(Saved entries)
——————————

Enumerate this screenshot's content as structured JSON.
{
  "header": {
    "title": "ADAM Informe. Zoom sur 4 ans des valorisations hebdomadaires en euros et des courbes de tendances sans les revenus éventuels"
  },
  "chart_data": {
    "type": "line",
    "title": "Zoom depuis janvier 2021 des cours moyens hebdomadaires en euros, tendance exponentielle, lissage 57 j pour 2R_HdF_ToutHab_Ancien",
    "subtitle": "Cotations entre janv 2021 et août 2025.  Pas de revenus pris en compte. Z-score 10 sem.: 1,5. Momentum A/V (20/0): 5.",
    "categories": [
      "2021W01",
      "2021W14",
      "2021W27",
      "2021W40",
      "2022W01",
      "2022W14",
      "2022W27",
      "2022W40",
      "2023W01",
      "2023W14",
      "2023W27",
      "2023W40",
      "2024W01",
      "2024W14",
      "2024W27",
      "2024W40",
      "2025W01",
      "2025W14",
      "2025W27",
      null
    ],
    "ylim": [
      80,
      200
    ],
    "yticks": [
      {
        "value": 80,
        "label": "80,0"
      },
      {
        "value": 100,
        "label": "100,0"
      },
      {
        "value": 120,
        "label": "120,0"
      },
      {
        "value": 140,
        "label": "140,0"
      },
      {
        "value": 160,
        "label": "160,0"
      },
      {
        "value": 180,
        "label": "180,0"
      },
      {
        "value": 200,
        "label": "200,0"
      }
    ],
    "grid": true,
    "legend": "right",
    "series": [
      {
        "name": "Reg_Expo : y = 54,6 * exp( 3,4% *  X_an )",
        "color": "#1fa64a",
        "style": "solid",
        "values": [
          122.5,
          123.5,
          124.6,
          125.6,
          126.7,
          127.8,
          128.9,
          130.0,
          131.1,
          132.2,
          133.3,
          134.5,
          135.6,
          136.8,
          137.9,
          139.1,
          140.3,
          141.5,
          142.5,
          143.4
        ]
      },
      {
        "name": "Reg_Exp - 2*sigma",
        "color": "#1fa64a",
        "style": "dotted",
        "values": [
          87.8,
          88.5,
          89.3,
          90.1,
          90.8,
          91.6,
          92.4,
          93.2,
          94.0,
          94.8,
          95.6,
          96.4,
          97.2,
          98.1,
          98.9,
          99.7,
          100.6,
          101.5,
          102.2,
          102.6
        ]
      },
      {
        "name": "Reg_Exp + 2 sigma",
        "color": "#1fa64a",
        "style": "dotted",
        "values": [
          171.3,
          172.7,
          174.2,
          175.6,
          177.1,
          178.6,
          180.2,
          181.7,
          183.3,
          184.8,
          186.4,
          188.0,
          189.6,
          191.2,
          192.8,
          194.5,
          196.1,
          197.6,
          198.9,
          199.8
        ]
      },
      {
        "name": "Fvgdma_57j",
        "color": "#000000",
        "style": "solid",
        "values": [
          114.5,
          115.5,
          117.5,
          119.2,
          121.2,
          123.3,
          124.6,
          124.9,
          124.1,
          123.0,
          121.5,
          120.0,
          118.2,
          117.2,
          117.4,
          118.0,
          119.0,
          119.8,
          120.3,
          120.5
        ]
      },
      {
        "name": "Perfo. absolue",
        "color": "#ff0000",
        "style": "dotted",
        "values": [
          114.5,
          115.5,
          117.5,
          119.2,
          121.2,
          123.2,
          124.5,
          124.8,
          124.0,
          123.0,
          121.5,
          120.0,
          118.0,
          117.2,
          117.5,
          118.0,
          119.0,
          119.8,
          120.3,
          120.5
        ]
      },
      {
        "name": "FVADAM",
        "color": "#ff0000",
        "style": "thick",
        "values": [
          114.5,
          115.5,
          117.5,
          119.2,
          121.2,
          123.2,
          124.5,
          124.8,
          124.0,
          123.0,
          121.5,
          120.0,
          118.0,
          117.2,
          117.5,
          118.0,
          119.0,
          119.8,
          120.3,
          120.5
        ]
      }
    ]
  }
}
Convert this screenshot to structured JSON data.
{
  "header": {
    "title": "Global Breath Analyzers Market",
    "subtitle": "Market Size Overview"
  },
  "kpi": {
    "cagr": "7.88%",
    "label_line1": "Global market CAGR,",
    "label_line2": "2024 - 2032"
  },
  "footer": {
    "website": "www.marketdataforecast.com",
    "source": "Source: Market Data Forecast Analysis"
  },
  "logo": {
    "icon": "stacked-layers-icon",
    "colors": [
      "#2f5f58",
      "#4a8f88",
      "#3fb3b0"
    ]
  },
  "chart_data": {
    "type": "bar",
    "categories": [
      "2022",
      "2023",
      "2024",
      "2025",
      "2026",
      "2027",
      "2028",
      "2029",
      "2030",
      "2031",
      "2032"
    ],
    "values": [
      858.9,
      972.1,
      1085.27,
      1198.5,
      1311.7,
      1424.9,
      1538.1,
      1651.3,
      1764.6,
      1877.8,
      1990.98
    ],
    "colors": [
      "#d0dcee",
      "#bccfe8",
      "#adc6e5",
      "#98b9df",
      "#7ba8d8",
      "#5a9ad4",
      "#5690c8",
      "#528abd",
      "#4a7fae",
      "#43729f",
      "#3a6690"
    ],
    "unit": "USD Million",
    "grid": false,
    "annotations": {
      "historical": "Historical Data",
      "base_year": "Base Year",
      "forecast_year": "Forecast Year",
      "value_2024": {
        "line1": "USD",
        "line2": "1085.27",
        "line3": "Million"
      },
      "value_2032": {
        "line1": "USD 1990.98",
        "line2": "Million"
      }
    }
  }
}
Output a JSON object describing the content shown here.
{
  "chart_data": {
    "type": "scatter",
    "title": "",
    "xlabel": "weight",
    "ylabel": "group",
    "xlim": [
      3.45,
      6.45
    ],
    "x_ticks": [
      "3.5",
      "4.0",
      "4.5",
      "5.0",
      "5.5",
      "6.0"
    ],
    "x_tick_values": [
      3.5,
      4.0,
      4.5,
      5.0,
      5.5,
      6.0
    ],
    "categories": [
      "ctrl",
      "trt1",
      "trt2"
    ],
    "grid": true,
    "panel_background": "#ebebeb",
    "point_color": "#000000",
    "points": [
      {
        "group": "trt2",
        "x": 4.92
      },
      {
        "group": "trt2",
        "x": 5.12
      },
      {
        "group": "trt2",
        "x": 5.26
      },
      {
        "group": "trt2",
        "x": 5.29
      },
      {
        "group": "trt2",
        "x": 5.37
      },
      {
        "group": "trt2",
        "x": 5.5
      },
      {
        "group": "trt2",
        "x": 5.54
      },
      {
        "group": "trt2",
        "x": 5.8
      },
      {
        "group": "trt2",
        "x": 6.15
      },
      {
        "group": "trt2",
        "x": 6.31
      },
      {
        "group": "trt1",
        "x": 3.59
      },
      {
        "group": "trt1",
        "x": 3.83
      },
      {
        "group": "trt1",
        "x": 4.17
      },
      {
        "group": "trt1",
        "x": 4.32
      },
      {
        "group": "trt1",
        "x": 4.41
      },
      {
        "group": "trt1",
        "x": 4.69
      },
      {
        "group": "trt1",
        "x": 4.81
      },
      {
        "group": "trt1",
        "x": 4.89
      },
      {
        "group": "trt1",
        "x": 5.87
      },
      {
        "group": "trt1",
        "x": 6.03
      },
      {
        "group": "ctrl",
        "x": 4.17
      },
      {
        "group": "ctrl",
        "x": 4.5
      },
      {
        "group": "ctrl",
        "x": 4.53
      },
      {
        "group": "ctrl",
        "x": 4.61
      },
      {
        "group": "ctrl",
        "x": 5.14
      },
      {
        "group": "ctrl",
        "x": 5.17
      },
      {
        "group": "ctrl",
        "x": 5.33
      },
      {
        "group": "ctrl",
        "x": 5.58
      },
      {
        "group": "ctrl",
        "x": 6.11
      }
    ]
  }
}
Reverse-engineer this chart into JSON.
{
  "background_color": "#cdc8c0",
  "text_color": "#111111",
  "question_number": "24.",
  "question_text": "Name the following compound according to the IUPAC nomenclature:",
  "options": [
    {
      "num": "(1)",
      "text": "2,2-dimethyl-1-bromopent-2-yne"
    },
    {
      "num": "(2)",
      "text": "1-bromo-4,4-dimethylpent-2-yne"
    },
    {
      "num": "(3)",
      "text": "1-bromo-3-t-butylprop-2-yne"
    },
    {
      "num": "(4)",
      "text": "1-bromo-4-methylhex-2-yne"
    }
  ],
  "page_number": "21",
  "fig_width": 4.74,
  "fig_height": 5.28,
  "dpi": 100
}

——————————

**Set problem**:
Copy out the lines that hold "hebdomadaires".

**Completed task**:
    "title": "ADAM Informe. Zoom sur 4 ans des valorisations hebdomadaires en euros et des courbes de tendances sans les revenus éventuels"
    "title": "Zoom depuis janvier 2021 des cours moyens hebdomadaires en euros, tendance exponentielle, lissage 57 j pour 2R_HdF_ToutHab_Ancien",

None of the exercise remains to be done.